Figure dataset records:
>>>>

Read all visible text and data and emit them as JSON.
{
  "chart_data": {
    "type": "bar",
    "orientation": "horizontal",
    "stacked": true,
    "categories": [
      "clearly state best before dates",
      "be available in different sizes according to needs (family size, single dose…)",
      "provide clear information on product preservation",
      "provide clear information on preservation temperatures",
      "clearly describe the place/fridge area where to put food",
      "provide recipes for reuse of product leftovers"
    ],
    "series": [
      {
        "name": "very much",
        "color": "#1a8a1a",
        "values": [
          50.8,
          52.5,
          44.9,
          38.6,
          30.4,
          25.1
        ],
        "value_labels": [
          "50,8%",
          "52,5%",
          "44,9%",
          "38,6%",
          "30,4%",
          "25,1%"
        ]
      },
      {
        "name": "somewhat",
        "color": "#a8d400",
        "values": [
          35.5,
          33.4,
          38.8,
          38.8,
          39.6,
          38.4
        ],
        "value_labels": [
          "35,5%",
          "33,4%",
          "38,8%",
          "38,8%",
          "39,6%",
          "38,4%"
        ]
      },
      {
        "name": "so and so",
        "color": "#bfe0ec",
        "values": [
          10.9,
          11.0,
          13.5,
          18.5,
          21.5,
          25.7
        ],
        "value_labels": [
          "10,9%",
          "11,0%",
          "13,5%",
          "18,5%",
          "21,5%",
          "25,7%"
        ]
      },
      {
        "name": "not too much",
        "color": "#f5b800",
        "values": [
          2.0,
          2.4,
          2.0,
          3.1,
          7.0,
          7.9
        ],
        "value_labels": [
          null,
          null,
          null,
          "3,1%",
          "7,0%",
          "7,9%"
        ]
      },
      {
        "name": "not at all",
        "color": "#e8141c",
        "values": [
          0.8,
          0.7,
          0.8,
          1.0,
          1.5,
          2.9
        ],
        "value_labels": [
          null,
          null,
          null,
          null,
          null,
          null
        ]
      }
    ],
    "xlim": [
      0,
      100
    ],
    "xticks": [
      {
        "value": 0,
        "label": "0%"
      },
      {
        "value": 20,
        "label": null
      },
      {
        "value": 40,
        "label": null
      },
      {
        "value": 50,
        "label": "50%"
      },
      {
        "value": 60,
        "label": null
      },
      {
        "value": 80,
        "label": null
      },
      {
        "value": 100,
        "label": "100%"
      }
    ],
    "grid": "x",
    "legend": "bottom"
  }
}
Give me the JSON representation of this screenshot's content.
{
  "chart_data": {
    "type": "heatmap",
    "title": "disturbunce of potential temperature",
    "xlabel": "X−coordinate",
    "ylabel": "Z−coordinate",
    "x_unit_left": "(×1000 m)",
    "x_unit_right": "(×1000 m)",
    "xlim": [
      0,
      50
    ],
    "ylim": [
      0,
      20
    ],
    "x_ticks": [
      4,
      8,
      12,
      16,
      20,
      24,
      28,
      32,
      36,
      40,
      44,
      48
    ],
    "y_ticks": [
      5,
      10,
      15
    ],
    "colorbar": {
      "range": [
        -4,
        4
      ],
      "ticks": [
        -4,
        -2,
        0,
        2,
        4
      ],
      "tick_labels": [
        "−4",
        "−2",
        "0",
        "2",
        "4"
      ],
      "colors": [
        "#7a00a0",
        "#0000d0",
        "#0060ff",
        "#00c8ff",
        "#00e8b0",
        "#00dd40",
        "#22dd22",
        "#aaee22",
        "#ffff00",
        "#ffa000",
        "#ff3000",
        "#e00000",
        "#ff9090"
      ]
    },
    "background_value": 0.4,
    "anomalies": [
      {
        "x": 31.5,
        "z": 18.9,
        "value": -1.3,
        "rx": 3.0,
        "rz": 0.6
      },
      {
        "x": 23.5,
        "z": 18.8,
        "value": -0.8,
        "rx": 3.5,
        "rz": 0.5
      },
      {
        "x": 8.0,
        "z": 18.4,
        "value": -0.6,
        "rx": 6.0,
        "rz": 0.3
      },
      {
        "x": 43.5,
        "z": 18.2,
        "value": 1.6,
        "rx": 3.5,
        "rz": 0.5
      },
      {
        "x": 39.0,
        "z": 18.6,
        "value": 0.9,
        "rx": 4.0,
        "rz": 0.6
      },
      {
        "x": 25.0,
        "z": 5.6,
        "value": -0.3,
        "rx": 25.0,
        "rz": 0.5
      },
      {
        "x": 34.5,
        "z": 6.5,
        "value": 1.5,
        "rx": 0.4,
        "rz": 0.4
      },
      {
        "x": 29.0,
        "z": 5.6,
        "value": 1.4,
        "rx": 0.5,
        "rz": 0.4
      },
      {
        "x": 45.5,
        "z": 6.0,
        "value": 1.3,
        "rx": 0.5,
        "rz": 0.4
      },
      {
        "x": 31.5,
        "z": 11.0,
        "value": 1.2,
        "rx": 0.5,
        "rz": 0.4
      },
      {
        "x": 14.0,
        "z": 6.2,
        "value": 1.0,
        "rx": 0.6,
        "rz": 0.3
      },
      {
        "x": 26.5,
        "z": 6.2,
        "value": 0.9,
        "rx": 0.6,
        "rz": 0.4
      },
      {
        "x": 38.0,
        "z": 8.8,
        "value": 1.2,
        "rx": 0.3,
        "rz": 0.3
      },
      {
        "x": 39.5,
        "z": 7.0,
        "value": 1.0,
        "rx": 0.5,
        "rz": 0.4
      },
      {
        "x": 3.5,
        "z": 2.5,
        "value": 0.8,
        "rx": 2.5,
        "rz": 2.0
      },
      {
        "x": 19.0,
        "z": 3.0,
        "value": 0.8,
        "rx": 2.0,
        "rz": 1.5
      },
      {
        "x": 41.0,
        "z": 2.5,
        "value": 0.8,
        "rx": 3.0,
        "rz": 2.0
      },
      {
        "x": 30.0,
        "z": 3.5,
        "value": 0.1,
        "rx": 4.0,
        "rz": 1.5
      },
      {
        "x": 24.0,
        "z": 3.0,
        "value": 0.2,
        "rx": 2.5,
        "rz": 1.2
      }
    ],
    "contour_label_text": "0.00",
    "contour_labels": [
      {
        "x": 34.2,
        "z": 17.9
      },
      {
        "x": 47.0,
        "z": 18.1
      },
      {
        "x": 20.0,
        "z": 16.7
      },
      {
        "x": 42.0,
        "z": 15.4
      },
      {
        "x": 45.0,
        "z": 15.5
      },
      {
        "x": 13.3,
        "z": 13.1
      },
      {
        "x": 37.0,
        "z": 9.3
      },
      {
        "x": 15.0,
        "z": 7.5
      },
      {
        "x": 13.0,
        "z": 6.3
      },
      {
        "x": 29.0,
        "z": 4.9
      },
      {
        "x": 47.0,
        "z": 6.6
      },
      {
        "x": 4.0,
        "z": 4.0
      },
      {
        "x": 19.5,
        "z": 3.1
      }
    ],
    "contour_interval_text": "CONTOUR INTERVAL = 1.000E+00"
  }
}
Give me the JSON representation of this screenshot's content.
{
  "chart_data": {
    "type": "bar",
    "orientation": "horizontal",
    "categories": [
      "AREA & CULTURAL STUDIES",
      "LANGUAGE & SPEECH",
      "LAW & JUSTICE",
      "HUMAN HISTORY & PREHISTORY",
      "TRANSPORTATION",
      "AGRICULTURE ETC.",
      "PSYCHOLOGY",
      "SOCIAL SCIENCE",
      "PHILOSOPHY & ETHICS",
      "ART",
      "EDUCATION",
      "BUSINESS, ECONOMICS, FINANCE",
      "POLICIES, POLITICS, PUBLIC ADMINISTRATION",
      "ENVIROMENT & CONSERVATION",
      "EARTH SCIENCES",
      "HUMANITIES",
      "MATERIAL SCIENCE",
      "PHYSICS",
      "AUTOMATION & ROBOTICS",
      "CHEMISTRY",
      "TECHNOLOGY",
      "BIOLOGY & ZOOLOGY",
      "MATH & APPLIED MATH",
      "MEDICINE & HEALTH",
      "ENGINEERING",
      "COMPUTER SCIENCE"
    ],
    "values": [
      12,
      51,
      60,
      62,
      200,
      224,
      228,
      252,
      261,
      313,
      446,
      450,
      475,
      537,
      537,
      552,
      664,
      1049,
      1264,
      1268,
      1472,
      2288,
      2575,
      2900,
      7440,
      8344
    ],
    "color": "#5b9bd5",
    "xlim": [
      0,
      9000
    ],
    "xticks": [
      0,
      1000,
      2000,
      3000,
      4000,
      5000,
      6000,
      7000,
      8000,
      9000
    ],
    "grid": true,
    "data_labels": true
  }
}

<<<<

### Exercise goal
Locate all lines in the listing above with the word "true" and copy them.

### Finished task
    "stacked": true,
    "grid": true,
    "data_labels": true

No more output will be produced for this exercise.